▸ RAW DATA
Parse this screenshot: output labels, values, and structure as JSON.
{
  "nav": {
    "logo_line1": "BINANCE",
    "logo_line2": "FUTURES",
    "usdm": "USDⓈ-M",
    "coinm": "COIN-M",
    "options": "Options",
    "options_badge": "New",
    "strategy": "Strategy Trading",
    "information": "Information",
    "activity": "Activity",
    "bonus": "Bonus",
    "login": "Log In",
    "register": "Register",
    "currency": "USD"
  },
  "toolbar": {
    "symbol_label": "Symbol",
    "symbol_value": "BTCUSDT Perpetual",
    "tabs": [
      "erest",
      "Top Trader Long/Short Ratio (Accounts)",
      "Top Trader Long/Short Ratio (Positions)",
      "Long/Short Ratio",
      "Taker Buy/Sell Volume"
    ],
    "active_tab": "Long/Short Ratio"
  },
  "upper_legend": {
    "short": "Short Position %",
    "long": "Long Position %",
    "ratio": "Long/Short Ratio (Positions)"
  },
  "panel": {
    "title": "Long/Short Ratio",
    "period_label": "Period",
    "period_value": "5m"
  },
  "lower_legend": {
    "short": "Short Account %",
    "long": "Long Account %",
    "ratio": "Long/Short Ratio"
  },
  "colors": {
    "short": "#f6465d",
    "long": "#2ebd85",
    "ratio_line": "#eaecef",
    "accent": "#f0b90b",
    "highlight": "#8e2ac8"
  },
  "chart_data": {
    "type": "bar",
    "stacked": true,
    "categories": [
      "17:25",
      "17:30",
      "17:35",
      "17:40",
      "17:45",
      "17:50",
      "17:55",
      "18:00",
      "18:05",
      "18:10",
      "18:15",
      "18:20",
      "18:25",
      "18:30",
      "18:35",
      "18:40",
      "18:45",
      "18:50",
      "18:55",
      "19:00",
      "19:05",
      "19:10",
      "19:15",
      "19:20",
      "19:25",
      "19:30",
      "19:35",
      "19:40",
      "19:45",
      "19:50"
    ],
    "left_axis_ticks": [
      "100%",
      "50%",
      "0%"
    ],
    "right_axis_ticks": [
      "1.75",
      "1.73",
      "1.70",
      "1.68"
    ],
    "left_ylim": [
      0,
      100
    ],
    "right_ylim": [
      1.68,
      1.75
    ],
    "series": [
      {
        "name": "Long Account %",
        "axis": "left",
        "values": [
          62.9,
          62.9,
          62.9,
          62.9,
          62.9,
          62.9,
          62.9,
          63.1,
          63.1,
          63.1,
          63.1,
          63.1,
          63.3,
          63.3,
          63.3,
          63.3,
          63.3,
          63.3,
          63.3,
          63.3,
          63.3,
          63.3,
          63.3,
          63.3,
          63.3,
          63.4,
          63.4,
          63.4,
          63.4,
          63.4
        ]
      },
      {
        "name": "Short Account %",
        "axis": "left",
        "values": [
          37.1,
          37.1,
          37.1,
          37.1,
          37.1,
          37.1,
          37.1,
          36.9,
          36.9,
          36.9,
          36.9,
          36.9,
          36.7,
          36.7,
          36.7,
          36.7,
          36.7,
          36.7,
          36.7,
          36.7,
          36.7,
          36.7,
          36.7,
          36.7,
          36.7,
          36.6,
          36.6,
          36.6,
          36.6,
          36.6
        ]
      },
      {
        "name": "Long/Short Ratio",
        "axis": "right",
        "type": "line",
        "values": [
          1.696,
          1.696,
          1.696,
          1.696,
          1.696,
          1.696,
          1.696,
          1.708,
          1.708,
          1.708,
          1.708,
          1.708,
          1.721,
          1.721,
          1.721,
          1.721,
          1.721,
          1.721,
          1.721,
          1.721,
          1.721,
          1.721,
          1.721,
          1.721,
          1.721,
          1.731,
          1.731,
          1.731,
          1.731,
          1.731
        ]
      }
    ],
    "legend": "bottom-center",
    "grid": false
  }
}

▸ REQUEST
Would you restate each of the entries word for word?

▸ RESULT BELOW
Parse this screenshot: output labels, values, and structure as JSON.
{
  "nav": {
    "logo_line1": "BINANCE",
    "logo_line2": "FUTURES",
    "usdm": "USDⓈ-M",
    "coinm": "COIN-M",
    "options": "Options",
    "options_badge": "New",
    "strategy": "Strategy Trading",
    "information": "Information",
    "activity": "Activity",
    "bonus": "Bonus",
    "login": "Log In",
    "register": "Register",
    "currency": "USD"
  },
  "toolbar": {
    "symbol_label": "Symbol",
    "symbol_value": "BTCUSDT Perpetual",
    "tabs": [
      "erest",
      "Top Trader Long/Short Ratio (Accounts)",
      "Top Trader Long/Short Ratio (Positions)",
      "Long/Short Ratio",
      "Taker Buy/Sell Volume"
    ],
    "active_tab": "Long/Short Ratio"
  },
  "upper_legend": {
    "short": "Short Position %",
    "long": "Long Position %",
    "ratio": "Long/Short Ratio (Positions)"
  },
  "panel": {
    "title": "Long/Short Ratio",
    "period_label": "Period",
    "period_value": "5m"
  },
  "lower_legend": {
    "short": "Short Account %",
    "long": "Long Account %",
    "ratio": "Long/Short Ratio"
  },
  "colors": {
    "short": "#f6465d",
    "long": "#2ebd85",
    "ratio_line": "#eaecef",
    "accent": "#f0b90b",
    "highlight": "#8e2ac8"
  },
  "chart_data": {
    "type": "bar",
    "stacked": true,
    "categories": [
      "17:25",
      "17:30",
      "17:35",
      "17:40",
      "17:45",
      "17:50",
      "17:55",
      "18:00",
      "18:05",
      "18:10",
      "18:15",
      "18:20",
      "18:25",
      "18:30",
      "18:35",
      "18:40",
      "18:45",
      "18:50",
      "18:55",
      "19:00",
      "19:05",
      "19:10",
      "19:15",
      "19:20",
      "19:25",
      "19:30",
      "19:35",
      "19:40",
      "19:45",
      "19:50"
    ],
    "left_axis_ticks": [
      "100%",
      "50%",
      "0%"
    ],
    "right_axis_ticks": [
      "1.75",
      "1.73",
      "1.70",
      "1.68"
    ],
    "left_ylim": [
      0,
      100
    ],
    "right_ylim": [
      1.68,
      1.75
    ],
    "series": [
      {
        "name": "Long Account %",
        "axis": "left",
        "values": [
          62.9,
          62.9,
          62.9,
          62.9,
          62.9,
          62.9,
          62.9,
          63.1,
          63.1,
          63.1,
          63.1,
          63.1,
          63.3,
          63.3,
          63.3,
          63.3,
          63.3,
          63.3,
          63.3,
          63.3,
          63.3,
          63.3,
          63.3,
          63.3,
          63.3,
          63.4,
          63.4,
          63.4,
          63.4,
          63.4
        ]
      },
      {
        "name": "Short Account %",
        "axis": "left",
        "values": [
          37.1,
          37.1,
          37.1,
          37.1,
          37.1,
          37.1,
          37.1,
          36.9,
          36.9,
          36.9,
          36.9,
          36.9,
          36.7,
          36.7,
          36.7,
          36.7,
          36.7,
          36.7,
          36.7,
          36.7,
          36.7,
          36.7,
          36.7,
          36.7,
          36.7,
          36.6,
          36.6,
          36.6,
          36.6,
          36.6
        ]
      },
      {
        "name": "Long/Short Ratio",
        "axis": "right",
        "type": "line",
        "values": [
          1.696,
          1.696,
          1.696,
          1.696,
          1.696,
          1.696,
          1.696,
          1.708,
          1.708,
          1.708,
          1.708,
          1.708,
          1.721,
          1.721,
          1.721,
          1.721,
          1.721,
          1.721,
          1.721,
          1.721,
          1.721,
          1.721,
          1.721,
          1.721,
          1.721,
          1.731,
          1.731,
          1.731,
          1.731,
          1.731
        ]
      }
    ],
    "legend": "bottom-center",
    "grid": false
  }
}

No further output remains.